[Task prompt]: Below is some material; transcribe all of it exactly.

──────── Supplied data ────────

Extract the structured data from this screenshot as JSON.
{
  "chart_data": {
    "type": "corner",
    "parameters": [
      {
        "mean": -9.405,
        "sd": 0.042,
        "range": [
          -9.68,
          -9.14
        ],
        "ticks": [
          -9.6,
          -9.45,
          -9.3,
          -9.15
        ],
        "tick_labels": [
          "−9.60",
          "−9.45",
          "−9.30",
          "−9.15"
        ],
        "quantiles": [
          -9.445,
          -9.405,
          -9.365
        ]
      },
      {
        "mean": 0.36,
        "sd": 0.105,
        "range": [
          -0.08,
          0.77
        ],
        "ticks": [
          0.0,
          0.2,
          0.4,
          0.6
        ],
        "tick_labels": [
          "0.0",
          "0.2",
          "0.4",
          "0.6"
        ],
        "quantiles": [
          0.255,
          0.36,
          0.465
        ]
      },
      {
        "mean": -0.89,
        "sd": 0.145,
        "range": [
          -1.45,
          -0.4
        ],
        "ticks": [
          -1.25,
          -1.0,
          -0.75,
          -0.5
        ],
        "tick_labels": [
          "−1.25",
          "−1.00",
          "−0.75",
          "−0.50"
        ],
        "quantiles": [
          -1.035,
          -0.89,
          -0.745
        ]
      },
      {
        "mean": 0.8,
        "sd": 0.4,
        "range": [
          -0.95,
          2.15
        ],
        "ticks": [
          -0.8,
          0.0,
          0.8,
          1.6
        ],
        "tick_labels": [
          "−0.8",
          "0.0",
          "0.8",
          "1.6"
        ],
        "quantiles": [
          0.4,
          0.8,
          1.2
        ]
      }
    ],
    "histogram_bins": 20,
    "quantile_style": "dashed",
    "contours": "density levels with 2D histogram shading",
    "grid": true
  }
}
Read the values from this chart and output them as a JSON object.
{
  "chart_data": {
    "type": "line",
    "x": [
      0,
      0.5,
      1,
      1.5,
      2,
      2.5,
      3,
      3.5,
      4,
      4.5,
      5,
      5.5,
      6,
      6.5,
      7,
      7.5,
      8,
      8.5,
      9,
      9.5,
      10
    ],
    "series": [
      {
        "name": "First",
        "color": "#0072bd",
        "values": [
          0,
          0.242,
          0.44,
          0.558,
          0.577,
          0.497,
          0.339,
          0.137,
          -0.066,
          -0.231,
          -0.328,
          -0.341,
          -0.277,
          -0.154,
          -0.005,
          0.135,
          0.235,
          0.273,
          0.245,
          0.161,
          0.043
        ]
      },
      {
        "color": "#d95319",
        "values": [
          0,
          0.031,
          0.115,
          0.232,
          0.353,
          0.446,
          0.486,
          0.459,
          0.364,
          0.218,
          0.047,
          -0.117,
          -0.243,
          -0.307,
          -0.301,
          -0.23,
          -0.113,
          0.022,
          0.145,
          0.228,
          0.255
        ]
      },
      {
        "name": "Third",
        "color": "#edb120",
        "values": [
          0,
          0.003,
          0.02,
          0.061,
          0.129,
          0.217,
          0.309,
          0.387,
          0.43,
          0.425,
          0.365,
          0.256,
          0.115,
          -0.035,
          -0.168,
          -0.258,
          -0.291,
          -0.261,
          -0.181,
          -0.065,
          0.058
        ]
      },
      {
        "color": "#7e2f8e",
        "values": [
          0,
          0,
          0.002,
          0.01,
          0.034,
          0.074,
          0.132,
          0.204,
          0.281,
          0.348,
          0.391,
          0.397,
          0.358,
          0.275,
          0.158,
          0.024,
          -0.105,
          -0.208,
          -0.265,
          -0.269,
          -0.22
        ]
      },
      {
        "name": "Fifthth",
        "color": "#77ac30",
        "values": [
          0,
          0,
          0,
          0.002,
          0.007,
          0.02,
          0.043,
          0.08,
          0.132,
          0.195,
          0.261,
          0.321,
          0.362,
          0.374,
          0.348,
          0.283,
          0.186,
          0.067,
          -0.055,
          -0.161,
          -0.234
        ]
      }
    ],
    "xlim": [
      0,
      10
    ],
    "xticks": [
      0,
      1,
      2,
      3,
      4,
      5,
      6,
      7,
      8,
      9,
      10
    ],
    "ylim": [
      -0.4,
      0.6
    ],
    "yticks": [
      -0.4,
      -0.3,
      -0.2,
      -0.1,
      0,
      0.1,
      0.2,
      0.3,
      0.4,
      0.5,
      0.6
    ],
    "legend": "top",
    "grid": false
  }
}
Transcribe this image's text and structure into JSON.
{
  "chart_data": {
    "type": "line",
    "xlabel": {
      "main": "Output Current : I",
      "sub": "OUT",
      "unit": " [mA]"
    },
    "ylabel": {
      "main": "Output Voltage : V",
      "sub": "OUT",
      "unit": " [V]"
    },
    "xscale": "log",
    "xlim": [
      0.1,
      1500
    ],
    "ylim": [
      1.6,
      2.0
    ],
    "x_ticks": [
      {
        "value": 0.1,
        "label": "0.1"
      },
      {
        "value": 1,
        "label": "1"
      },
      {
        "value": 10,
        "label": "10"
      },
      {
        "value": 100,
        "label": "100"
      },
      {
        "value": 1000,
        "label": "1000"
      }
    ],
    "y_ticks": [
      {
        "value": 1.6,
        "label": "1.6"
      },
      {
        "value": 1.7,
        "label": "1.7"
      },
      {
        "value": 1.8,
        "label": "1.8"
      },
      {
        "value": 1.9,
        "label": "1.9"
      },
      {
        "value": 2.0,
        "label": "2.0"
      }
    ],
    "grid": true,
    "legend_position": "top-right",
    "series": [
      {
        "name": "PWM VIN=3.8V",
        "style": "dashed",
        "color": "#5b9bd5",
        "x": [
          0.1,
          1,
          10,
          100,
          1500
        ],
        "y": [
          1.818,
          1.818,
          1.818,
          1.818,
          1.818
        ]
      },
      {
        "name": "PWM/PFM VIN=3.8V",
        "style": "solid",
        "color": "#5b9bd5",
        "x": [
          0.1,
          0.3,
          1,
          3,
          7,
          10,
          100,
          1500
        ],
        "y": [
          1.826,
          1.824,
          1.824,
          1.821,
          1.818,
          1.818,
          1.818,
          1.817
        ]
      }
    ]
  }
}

────────

[Task answer]:
Extract the structured data from this screenshot as JSON.
{
  "chart_data": {
    "type": "corner",
    "parameters": [
      {
        "mean": -9.405,
        "sd": 0.042,
        "range": [
          -9.68,
          -9.14
        ],
        "ticks": [
          -9.6,
          -9.45,
          -9.3,
          -9.15
        ],
        "tick_labels": [
          "−9.60",
          "−9.45",
          "−9.30",
          "−9.15"
        ],
        "quantiles": [
          -9.445,
          -9.405,
          -9.365
        ]
      },
      {
        "mean": 0.36,
        "sd": 0.105,
        "range": [
          -0.08,
          0.77
        ],
        "ticks": [
          0.0,
          0.2,
          0.4,
          0.6
        ],
        "tick_labels": [
          "0.0",
          "0.2",
          "0.4",
          "0.6"
        ],
        "quantiles": [
          0.255,
          0.36,
          0.465
        ]
      },
      {
        "mean": -0.89,
        "sd": 0.145,
        "range": [
          -1.45,
          -0.4
        ],
        "ticks": [
          -1.25,
          -1.0,
          -0.75,
          -0.5
        ],
        "tick_labels": [
          "−1.25",
          "−1.00",
          "−0.75",
          "−0.50"
        ],
        "quantiles": [
          -1.035,
          -0.89,
          -0.745
        ]
      },
      {
        "mean": 0.8,
        "sd": 0.4,
        "range": [
          -0.95,
          2.15
        ],
        "ticks": [
          -0.8,
          0.0,
          0.8,
          1.6
        ],
        "tick_labels": [
          "−0.8",
          "0.0",
          "0.8",
          "1.6"
        ],
        "quantiles": [
          0.4,
          0.8,
          1.2
        ]
      }
    ],
    "histogram_bins": 20,
    "quantile_style": "dashed",
    "contours": "density levels with 2D histogram shading",
    "grid": true
  }
}
Read the values from this chart and output them as a JSON object.
{
  "chart_data": {
    "type": "line",
    "x": [
      0,
      0.5,
      1,
      1.5,
      2,
      2.5,
      3,
      3.5,
      4,
      4.5,
      5,
      5.5,
      6,
      6.5,
      7,
      7.5,
      8,
      8.5,
      9,
      9.5,
      10
    ],
    "series": [
      {
        "name": "First",
        "color": "#0072bd",
        "values": [
          0,
          0.242,
          0.44,
          0.558,
          0.577,
          0.497,
          0.339,
          0.137,
          -0.066,
          -0.231,
          -0.328,
          -0.341,
          -0.277,
          -0.154,
          -0.005,
          0.135,
          0.235,
          0.273,
          0.245,
          0.161,
          0.043
        ]
      },
      {
        "color": "#d95319",
        "values": [
          0,
          0.031,
          0.115,
          0.232,
          0.353,
          0.446,
          0.486,
          0.459,
          0.364,
          0.218,
          0.047,
          -0.117,
          -0.243,
          -0.307,
          -0.301,
          -0.23,
          -0.113,
          0.022,
          0.145,
          0.228,
          0.255
        ]
      },
      {
        "name": "Third",
        "color": "#edb120",
        "values": [
          0,
          0.003,
          0.02,
          0.061,
          0.129,
          0.217,
          0.309,
          0.387,
          0.43,
          0.425,
          0.365,
          0.256,
          0.115,
          -0.035,
          -0.168,
          -0.258,
          -0.291,
          -0.261,
          -0.181,
          -0.065,
          0.058
        ]
      },
      {
        "color": "#7e2f8e",
        "values": [
          0,
          0,
          0.002,
          0.01,
          0.034,
          0.074,
          0.132,
          0.204,
          0.281,
          0.348,
          0.391,
          0.397,
          0.358,
          0.275,
          0.158,
          0.024,
          -0.105,
          -0.208,
          -0.265,
          -0.269,
          -0.22
        ]
      },
      {
        "name": "Fifthth",
        "color": "#77ac30",
        "values": [
          0,
          0,
          0,
          0.002,
          0.007,
          0.02,
          0.043,
          0.08,
          0.132,
          0.195,
          0.261,
          0.321,
          0.362,
          0.374,
          0.348,
          0.283,
          0.186,
          0.067,
          -0.055,
          -0.161,
          -0.234
        ]
      }
    ],
    "xlim": [
      0,
      10
    ],
    "xticks": [
      0,
      1,
      2,
      3,
      4,
      5,
      6,
      7,
      8,
      9,
      10
    ],
    "ylim": [
      -0.4,
      0.6
    ],
    "yticks": [
      -0.4,
      -0.3,
      -0.2,
      -0.1,
      0,
      0.1,
      0.2,
      0.3,
      0.4,
      0.5,
      0.6
    ],
    "legend": "top",
    "grid": false
  }
}
Transcribe this image's text and structure into JSON.
{
  "chart_data": {
    "type": "line",
    "xlabel": {
      "main": "Output Current : I",
      "sub": "OUT",
      "unit": " [mA]"
    },
    "ylabel": {
      "main": "Output Voltage : V",
      "sub": "OUT",
      "unit": " [V]"
    },
    "xscale": "log",
    "xlim": [
      0.1,
      1500
    ],
    "ylim": [
      1.6,
      2.0
    ],
    "x_ticks": [
      {
        "value": 0.1,
        "label": "0.1"
      },
      {
        "value": 1,
        "label": "1"
      },
      {
        "value": 10,
        "label": "10"
      },
      {
        "value": 100,
        "label": "100"
      },
      {
        "value": 1000,
        "label": "1000"
      }
    ],
    "y_ticks": [
      {
        "value": 1.6,
        "label": "1.6"
      },
      {
        "value": 1.7,
        "label": "1.7"
      },
      {
        "value": 1.8,
        "label": "1.8"
      },
      {
        "value": 1.9,
        "label": "1.9"
      },
      {
        "value": 2.0,
        "label": "2.0"
      }
    ],
    "grid": true,
    "legend_position": "top-right",
    "series": [
      {
        "name": "PWM VIN=3.8V",
        "style": "dashed",
        "color": "#5b9bd5",
        "x": [
          0.1,
          1,
          10,
          100,
          1500
        ],
        "y": [
          1.818,
          1.818,
          1.818,
          1.818,
          1.818
        ]
      },
      {
        "name": "PWM/PFM VIN=3.8V",
        "style": "solid",
        "color": "#5b9bd5",
        "x": [
          0.1,
          0.3,
          1,
          3,
          7,
          10,
          100,
          1500
        ],
        "y": [
          1.826,
          1.824,
          1.824,
          1.821,
          1.818,
          1.818,
          1.818,
          1.817
        ]
      }
    ]
  }
}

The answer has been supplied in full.